*Collection entries*
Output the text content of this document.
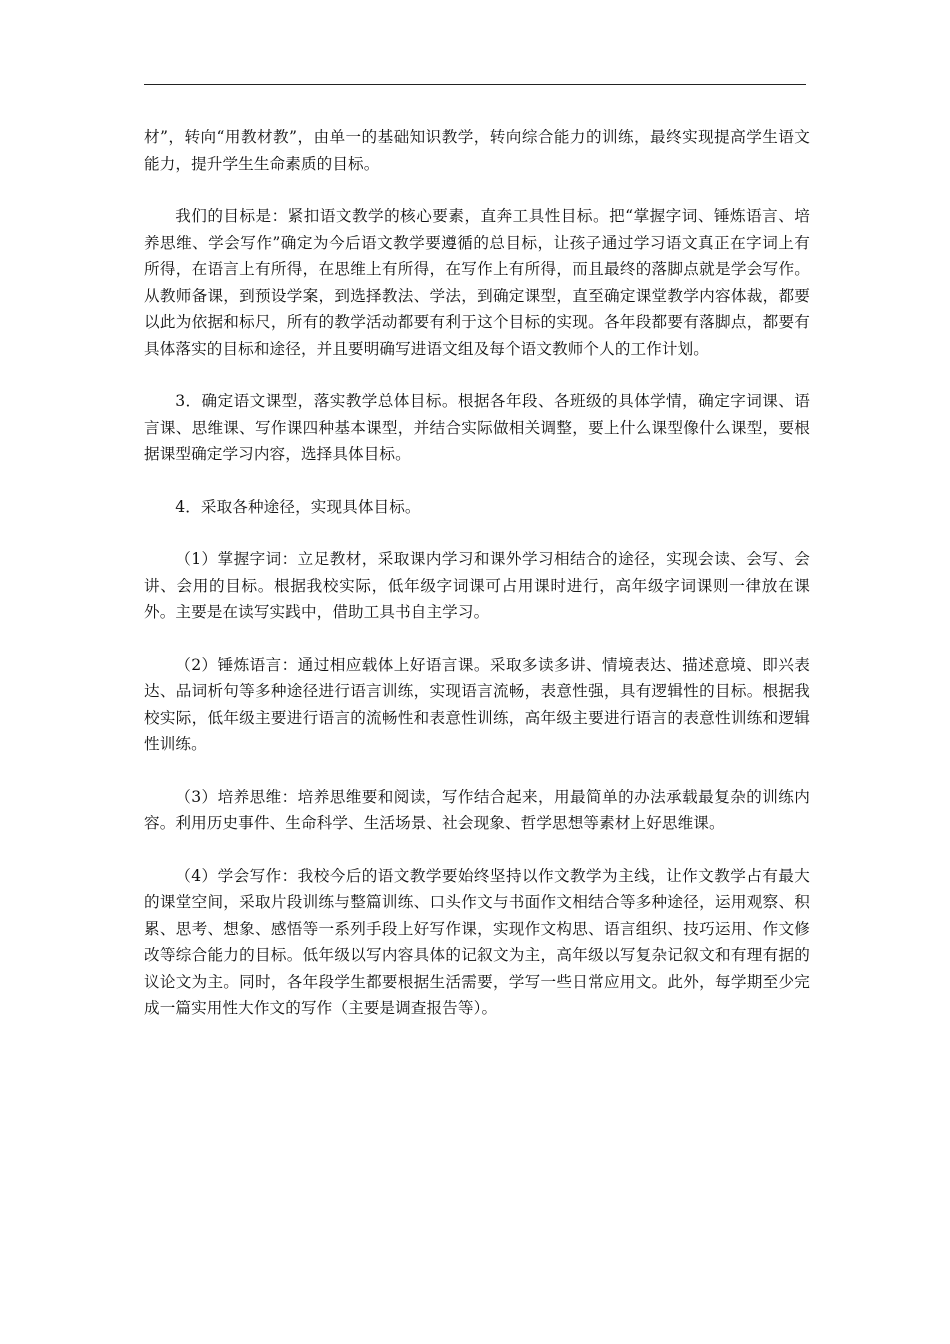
材”，转向“用教材教”，由单一的基础知识教学，转向综合能力的训练，最终实现提高学生语文能力，提升学生生命素质的目标。

我们的目标是：紧扣语文教学的核心要素，直奔工具性目标。把“掌握字词、锤炼语言、培养思维、学会写作”确定为今后语文教学要遵循的总目标，让孩子通过学习语文真正在字词上有所得，在语言上有所得，在思维上有所得，在写作上有所得，而且最终的落脚点就是学会写作。从教师备课，到预设学案，到选择教法、学法，到确定课型，直至确定课堂教学内容体裁，都要以此为依据和标尺，所有的教学活动都要有利于这个目标的实现。各年段都要有落脚点，都要有具体落实的目标和途径，并且要明确写进语文组及每个语文教师个人的工作计划。

3．确定语文课型，落实教学总体目标。根据各年段、各班级的具体学情，确定字词课、语言课、思维课、写作课四种基本课型，并结合实际做相关调整，要上什么课型像什么课型，要根据课型确定学习内容，选择具体目标。

4．采取各种途径，实现具体目标。

（1）掌握字词：立足教材，采取课内学习和课外学习相结合的途径，实现会读、会写、会讲、会用的目标。根据我校实际，低年级字词课可占用课时进行，高年级字词课则一律放在课外。主要是在读写实践中，借助工具书自主学习。

（2）锤炼语言：通过相应载体上好语言课。采取多读多讲、情境表达、描述意境、即兴表达、品词析句等多种途径进行语言训练，实现语言流畅，表意性强，具有逻辑性的目标。根据我校实际，低年级主要进行语言的流畅性和表意性训练，高年级主要进行语言的表意性训练和逻辑性训练。

（3）培养思维：培养思维要和阅读，写作结合起来，用最简单的办法承载最复杂的训练内容。利用历史事件、生命科学、生活场景、社会现象、哲学思想等素材上好思维课。

（4）学会写作：我校今后的语文教学要始终坚持以作文教学为主线，让作文教学占有最大的课堂空间，采取片段训练与整篇训练、口头作文与书面作文相结合等多种途径，运用观察、积累、思考、想象、感悟等一系列手段上好写作课，实现作文构思、语言组织、技巧运用、作文修改等综合能力的目标。低年级以写内容具体的记叙文为主，高年级以写复杂记叙文和有理有据的议论文为主。同时，各年段学生都要根据生活需要，学写一些日常应用文。此外，每学期至少完成一篇实用性大作文的写作（主要是调查报告等）。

*Directive*
Transcribe the full listing character for character. Pictures are excluded.

*Response to this task*
Output the text content of this document.
材”，转向“用教材教”，由单一的基础知识教学，转向综合能力的训练，最终实现提高学生语文能力，提升学生生命素质的目标。

我们的目标是：紧扣语文教学的核心要素，直奔工具性目标。把“掌握字词、锤炼语言、培养思维、学会写作”确定为今后语文教学要遵循的总目标，让孩子通过学习语文真正在字词上有所得，在语言上有所得，在思维上有所得，在写作上有所得，而且最终的落脚点就是学会写作。从教师备课，到预设学案，到选择教法、学法，到确定课型，直至确定课堂教学内容体裁，都要以此为依据和标尺，所有的教学活动都要有利于这个目标的实现。各年段都要有落脚点，都要有具体落实的目标和途径，并且要明确写进语文组及每个语文教师个人的工作计划。

3．确定语文课型，落实教学总体目标。根据各年段、各班级的具体学情，确定字词课、语言课、思维课、写作课四种基本课型，并结合实际做相关调整，要上什么课型像什么课型，要根据课型确定学习内容，选择具体目标。

4．采取各种途径，实现具体目标。

（1）掌握字词：立足教材，采取课内学习和课外学习相结合的途径，实现会读、会写、会讲、会用的目标。根据我校实际，低年级字词课可占用课时进行，高年级字词课则一律放在课外。主要是在读写实践中，借助工具书自主学习。

（2）锤炼语言：通过相应载体上好语言课。采取多读多讲、情境表达、描述意境、即兴表达、品词析句等多种途径进行语言训练，实现语言流畅，表意性强，具有逻辑性的目标。根据我校实际，低年级主要进行语言的流畅性和表意性训练，高年级主要进行语言的表意性训练和逻辑性训练。

（3）培养思维：培养思维要和阅读，写作结合起来，用最简单的办法承载最复杂的训练内容。利用历史事件、生命科学、生活场景、社会现象、哲学思想等素材上好思维课。

（4）学会写作：我校今后的语文教学要始终坚持以作文教学为主线，让作文教学占有最大的课堂空间，采取片段训练与整篇训练、口头作文与书面作文相结合等多种途径，运用观察、积累、思考、想象、感悟等一系列手段上好写作课，实现作文构思、语言组织、技巧运用、作文修改等综合能力的目标。低年级以写内容具体的记叙文为主，高年级以写复杂记叙文和有理有据的议论文为主。同时，各年段学生都要根据生活需要，学写一些日常应用文。此外，每学期至少完成一篇实用性大作文的写作（主要是调查报告等）。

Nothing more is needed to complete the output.